EXERCISE DIRECTIONS:
Search the records that follow and extract every line containing the string "JSON".

SUPPLIED RECORDS:
########

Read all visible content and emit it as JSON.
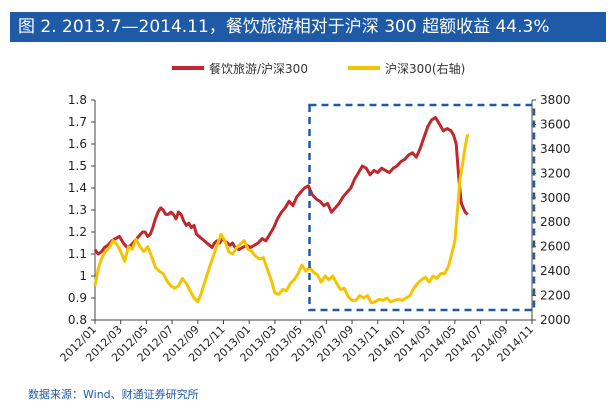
{
  "header": {
    "title": "图 2. 2013.7—2014.11，餐饮旅游相对于沪深 300 超额收益 44.3%"
  },
  "footer": {
    "source": "数据来源：Wind、财通证券研究所"
  },
  "colors": {
    "title_bg": "#1f5aa6",
    "series_left": "#c0282d",
    "series_right": "#f5c400",
    "highlight": "#1f5aa6"
  },
  "chart_data": {
    "type": "line",
    "x_ticks": [
      "2012/01",
      "2012/03",
      "2012/05",
      "2012/07",
      "2012/09",
      "2012/11",
      "2013/01",
      "2013/03",
      "2013/05",
      "2013/07",
      "2013/09",
      "2013/11",
      "2014/01",
      "2014/03",
      "2014/05",
      "2014/07",
      "2014/09",
      "2014/11"
    ],
    "y_left": {
      "range": [
        0.8,
        1.8
      ],
      "ticks": [
        "0.8",
        "0.9",
        "1",
        "1.1",
        "1.2",
        "1.3",
        "1.4",
        "1.5",
        "1.6",
        "1.7",
        "1.8"
      ]
    },
    "y_right": {
      "range": [
        2000,
        3800
      ],
      "ticks": [
        "2000",
        "2200",
        "2400",
        "2600",
        "2800",
        "3000",
        "3200",
        "3400",
        "3600",
        "3800"
      ]
    },
    "legend": {
      "placement": "top"
    },
    "highlight_box": {
      "x_start": "2013/06",
      "x_end": "2014/11",
      "style": "dashed"
    },
    "series": [
      {
        "name": "餐饮旅游/沪深300",
        "axis": "left",
        "points": [
          [
            0,
            1.12
          ],
          [
            0.25,
            1.1
          ],
          [
            0.5,
            1.11
          ],
          [
            0.75,
            1.13
          ],
          [
            1,
            1.14
          ],
          [
            1.3,
            1.16
          ],
          [
            1.6,
            1.17
          ],
          [
            1.9,
            1.18
          ],
          [
            2.2,
            1.15
          ],
          [
            2.5,
            1.13
          ],
          [
            2.8,
            1.14
          ],
          [
            3.1,
            1.16
          ],
          [
            3.4,
            1.18
          ],
          [
            3.7,
            1.2
          ],
          [
            3.9,
            1.2
          ],
          [
            4.1,
            1.18
          ],
          [
            4.3,
            1.19
          ],
          [
            4.5,
            1.22
          ],
          [
            4.7,
            1.26
          ],
          [
            4.9,
            1.29
          ],
          [
            5.1,
            1.31
          ],
          [
            5.3,
            1.3
          ],
          [
            5.5,
            1.28
          ],
          [
            5.7,
            1.28
          ],
          [
            5.9,
            1.29
          ],
          [
            6.1,
            1.28
          ],
          [
            6.3,
            1.26
          ],
          [
            6.5,
            1.29
          ],
          [
            6.7,
            1.28
          ],
          [
            6.9,
            1.25
          ],
          [
            7.1,
            1.23
          ],
          [
            7.3,
            1.24
          ],
          [
            7.5,
            1.22
          ],
          [
            7.7,
            1.23
          ],
          [
            7.9,
            1.19
          ],
          [
            8.1,
            1.18
          ],
          [
            8.3,
            1.17
          ],
          [
            8.5,
            1.16
          ],
          [
            8.7,
            1.15
          ],
          [
            8.9,
            1.14
          ],
          [
            9.1,
            1.13
          ],
          [
            9.3,
            1.15
          ],
          [
            9.5,
            1.16
          ],
          [
            9.7,
            1.15
          ],
          [
            9.9,
            1.17
          ],
          [
            10.1,
            1.16
          ],
          [
            10.3,
            1.15
          ],
          [
            10.5,
            1.14
          ],
          [
            10.7,
            1.15
          ],
          [
            10.9,
            1.13
          ],
          [
            11.2,
            1.12
          ],
          [
            11.5,
            1.13
          ],
          [
            11.8,
            1.14
          ],
          [
            12.1,
            1.13
          ],
          [
            12.4,
            1.14
          ],
          [
            12.7,
            1.15
          ],
          [
            13.0,
            1.17
          ],
          [
            13.3,
            1.16
          ],
          [
            13.6,
            1.19
          ],
          [
            13.9,
            1.22
          ],
          [
            14.2,
            1.26
          ],
          [
            14.5,
            1.29
          ],
          [
            14.8,
            1.31
          ],
          [
            15.1,
            1.34
          ],
          [
            15.4,
            1.32
          ],
          [
            15.7,
            1.36
          ],
          [
            16.0,
            1.38
          ],
          [
            16.3,
            1.4
          ],
          [
            16.6,
            1.41
          ],
          [
            16.9,
            1.37
          ],
          [
            17.2,
            1.35
          ],
          [
            17.5,
            1.34
          ],
          [
            17.8,
            1.32
          ],
          [
            18.1,
            1.33
          ],
          [
            18.4,
            1.29
          ],
          [
            18.7,
            1.31
          ],
          [
            19.0,
            1.33
          ],
          [
            19.3,
            1.36
          ],
          [
            19.6,
            1.38
          ],
          [
            19.9,
            1.4
          ],
          [
            20.2,
            1.44
          ],
          [
            20.5,
            1.47
          ],
          [
            20.8,
            1.5
          ],
          [
            21.1,
            1.49
          ],
          [
            21.4,
            1.46
          ],
          [
            21.7,
            1.48
          ],
          [
            22.0,
            1.47
          ],
          [
            22.3,
            1.49
          ],
          [
            22.6,
            1.48
          ],
          [
            22.9,
            1.47
          ],
          [
            23.2,
            1.49
          ],
          [
            23.5,
            1.5
          ],
          [
            23.8,
            1.52
          ],
          [
            24.1,
            1.53
          ],
          [
            24.4,
            1.55
          ],
          [
            24.7,
            1.56
          ],
          [
            25.0,
            1.54
          ],
          [
            25.3,
            1.58
          ],
          [
            25.6,
            1.63
          ],
          [
            25.9,
            1.68
          ],
          [
            26.2,
            1.71
          ],
          [
            26.5,
            1.72
          ],
          [
            26.8,
            1.69
          ],
          [
            27.1,
            1.66
          ],
          [
            27.4,
            1.67
          ],
          [
            27.7,
            1.66
          ],
          [
            27.9,
            1.64
          ],
          [
            28.1,
            1.6
          ],
          [
            28.3,
            1.45
          ],
          [
            28.5,
            1.33
          ],
          [
            28.8,
            1.29
          ],
          [
            29.0,
            1.28
          ]
        ]
      },
      {
        "name": "沪深300(右轴)",
        "axis": "right",
        "points": [
          [
            0,
            2280
          ],
          [
            0.25,
            2420
          ],
          [
            0.5,
            2500
          ],
          [
            0.8,
            2560
          ],
          [
            1.1,
            2590
          ],
          [
            1.4,
            2650
          ],
          [
            1.7,
            2620
          ],
          [
            2.0,
            2560
          ],
          [
            2.3,
            2480
          ],
          [
            2.6,
            2600
          ],
          [
            2.9,
            2580
          ],
          [
            3.2,
            2660
          ],
          [
            3.5,
            2600
          ],
          [
            3.8,
            2560
          ],
          [
            4.1,
            2600
          ],
          [
            4.4,
            2520
          ],
          [
            4.7,
            2430
          ],
          [
            5.0,
            2400
          ],
          [
            5.3,
            2380
          ],
          [
            5.6,
            2320
          ],
          [
            5.9,
            2280
          ],
          [
            6.2,
            2260
          ],
          [
            6.5,
            2280
          ],
          [
            6.8,
            2340
          ],
          [
            7.1,
            2300
          ],
          [
            7.4,
            2240
          ],
          [
            7.7,
            2180
          ],
          [
            8.0,
            2150
          ],
          [
            8.3,
            2230
          ],
          [
            8.6,
            2330
          ],
          [
            8.9,
            2430
          ],
          [
            9.2,
            2520
          ],
          [
            9.5,
            2610
          ],
          [
            9.8,
            2700
          ],
          [
            10.1,
            2650
          ],
          [
            10.4,
            2560
          ],
          [
            10.7,
            2540
          ],
          [
            11.0,
            2590
          ],
          [
            11.3,
            2620
          ],
          [
            11.6,
            2650
          ],
          [
            11.9,
            2580
          ],
          [
            12.2,
            2560
          ],
          [
            12.5,
            2520
          ],
          [
            12.8,
            2500
          ],
          [
            13.1,
            2510
          ],
          [
            13.4,
            2420
          ],
          [
            13.7,
            2330
          ],
          [
            14.0,
            2220
          ],
          [
            14.3,
            2210
          ],
          [
            14.6,
            2250
          ],
          [
            14.9,
            2240
          ],
          [
            15.2,
            2300
          ],
          [
            15.5,
            2330
          ],
          [
            15.8,
            2380
          ],
          [
            16.1,
            2450
          ],
          [
            16.4,
            2400
          ],
          [
            16.7,
            2430
          ],
          [
            17.0,
            2390
          ],
          [
            17.3,
            2370
          ],
          [
            17.6,
            2310
          ],
          [
            17.9,
            2360
          ],
          [
            18.2,
            2330
          ],
          [
            18.5,
            2360
          ],
          [
            18.8,
            2300
          ],
          [
            19.1,
            2250
          ],
          [
            19.4,
            2260
          ],
          [
            19.7,
            2190
          ],
          [
            20.0,
            2160
          ],
          [
            20.3,
            2160
          ],
          [
            20.6,
            2200
          ],
          [
            20.9,
            2180
          ],
          [
            21.2,
            2200
          ],
          [
            21.5,
            2140
          ],
          [
            21.8,
            2150
          ],
          [
            22.1,
            2170
          ],
          [
            22.4,
            2160
          ],
          [
            22.7,
            2180
          ],
          [
            23.0,
            2150
          ],
          [
            23.3,
            2160
          ],
          [
            23.6,
            2170
          ],
          [
            23.9,
            2160
          ],
          [
            24.2,
            2180
          ],
          [
            24.5,
            2200
          ],
          [
            24.8,
            2260
          ],
          [
            25.1,
            2300
          ],
          [
            25.4,
            2330
          ],
          [
            25.7,
            2350
          ],
          [
            26.0,
            2310
          ],
          [
            26.3,
            2360
          ],
          [
            26.6,
            2340
          ],
          [
            26.9,
            2380
          ],
          [
            27.2,
            2380
          ],
          [
            27.5,
            2440
          ],
          [
            27.8,
            2560
          ],
          [
            28.0,
            2650
          ],
          [
            28.2,
            2900
          ],
          [
            28.4,
            3150
          ],
          [
            28.6,
            3280
          ],
          [
            28.8,
            3420
          ],
          [
            29.0,
            3520
          ]
        ]
      }
    ]
  }
}
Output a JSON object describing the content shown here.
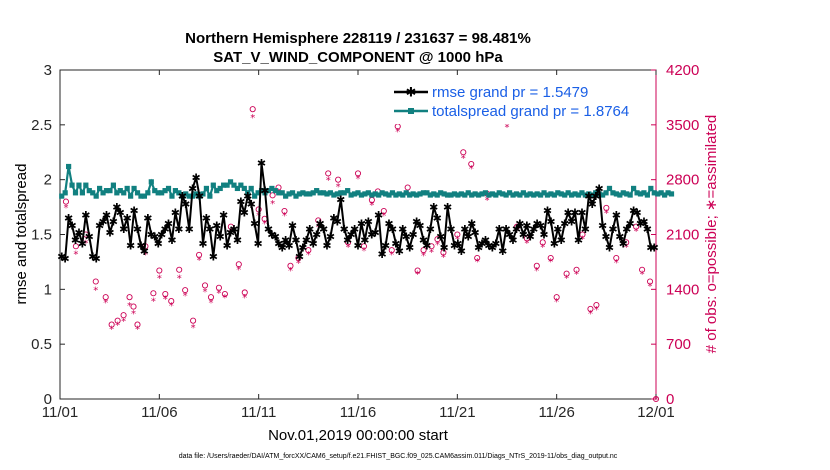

########

EXERCISE SOLUTION:
Read all visible content and emit it as JSON.
Output a JSON object describing the content shown here.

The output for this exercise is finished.